Trecho do documento →
○ ○ ○ ○

Revolução silenciosa

Programa especial da FAPESP reforça bases da pesquisa paulista

Silenciosa e discretamente, um programa da FAPESP provocou, a partir de 1995, uma mudança radical nas bases físicas da pesquisa científica e tecnológica em São Paulo. E produziu, em conseqüência, um impacto positivo de tal ordem em seus resultados qualitativos e quantitativos que, embora ainda mal mensurado, pode-se apostar em suas repercussões a médio e longo prazos sobre a pesquisa paulista. O programa nasceu com um caráter emergencial que expressava a forte preocupação do Conselho Superior da FAPESP com o progressivo sucateamento dos laboratórios e outras instalações de pesquisa no Estado. Esse caráter foi explicitado no extenso nome com que foi batizado – Programa Emergencial de Apoio à Recuperação e Modernização da Infra-Estrutura de Pesquisa do Estado de São Paulo -, logo simplificado para Programa de Infra-Estrutura ou, melhor, Infra, como passaram a chamá-lo os pesquisadores (alguns milhares) que dele têm se beneficiado.

○ ○ ○ ○

Dados fornecidos →
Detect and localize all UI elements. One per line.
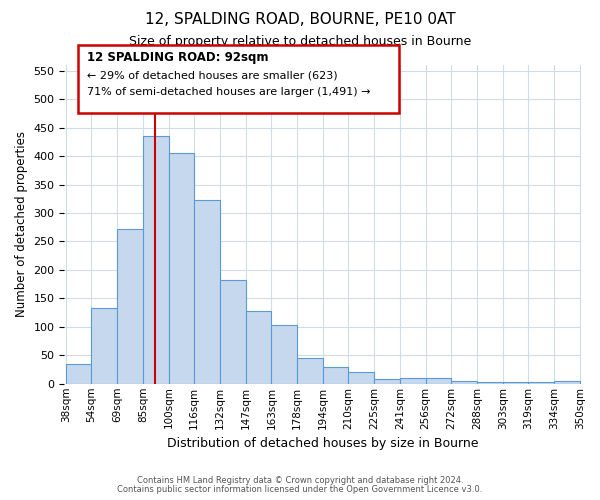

○ ○ ○ ○

Tarefas e exercícios →
(1) Diga se cada afirmação concorda com o trecho sobre o programa Infra da FAPESP, respondendo sim ou não e citando as palavras do trecho que decidem: (a) o programa começou em 1995; (b) o impacto do programa já foi medido com precisão; (c) os pesquisadores passaram a chamar o programa de Infra.
(2) Reescreva em forma de lista o parágrafo do trecho sobre o programa Infra da FAPESP que começa com "Silenciosa e discretamente", mantendo os fatos principais.
(3) Segundo o trecho sobre o programa Infra da FAPESP, qual problema preocupava o Conselho Superior da FAPESP quando o programa foi criado?

Respostas esperadas →
(1)
(a) Sim: "a partir de 1995".
(b) Não: "embora ainda mal mensurado".
(c) Sim: "Infra, como passaram a chamá-lo os pesquisadores".

(2)
- A partir de 1995, um programa da FAPESP mudou radicalmente as bases físicas da pesquisa científica e tecnológica em São Paulo.
- O programa teve um impacto positivo nos resultados qualitativos e quantitativos da pesquisa. Esse impacto ainda é mal mensurado, mas deve ter repercussões a médio e longo prazos.
- O programa nasceu com caráter emergencial, pela preocupação do Conselho Superior da FAPESP com o sucateamento dos laboratórios e de outras instalações de pesquisa no Estado.
- Seu nome oficial era Programa Emergencial de Apoio à Recuperação e Modernização da Infra-Estrutura de Pesquisa do Estado de São Paulo.
- O nome foi simplificado para Programa de Infra-Estrutura, ou Infra, como o chamam os milhares de pesquisadores beneficiados.

(3) O progressivo sucateamento dos laboratórios e de outras instalações de pesquisa no Estado.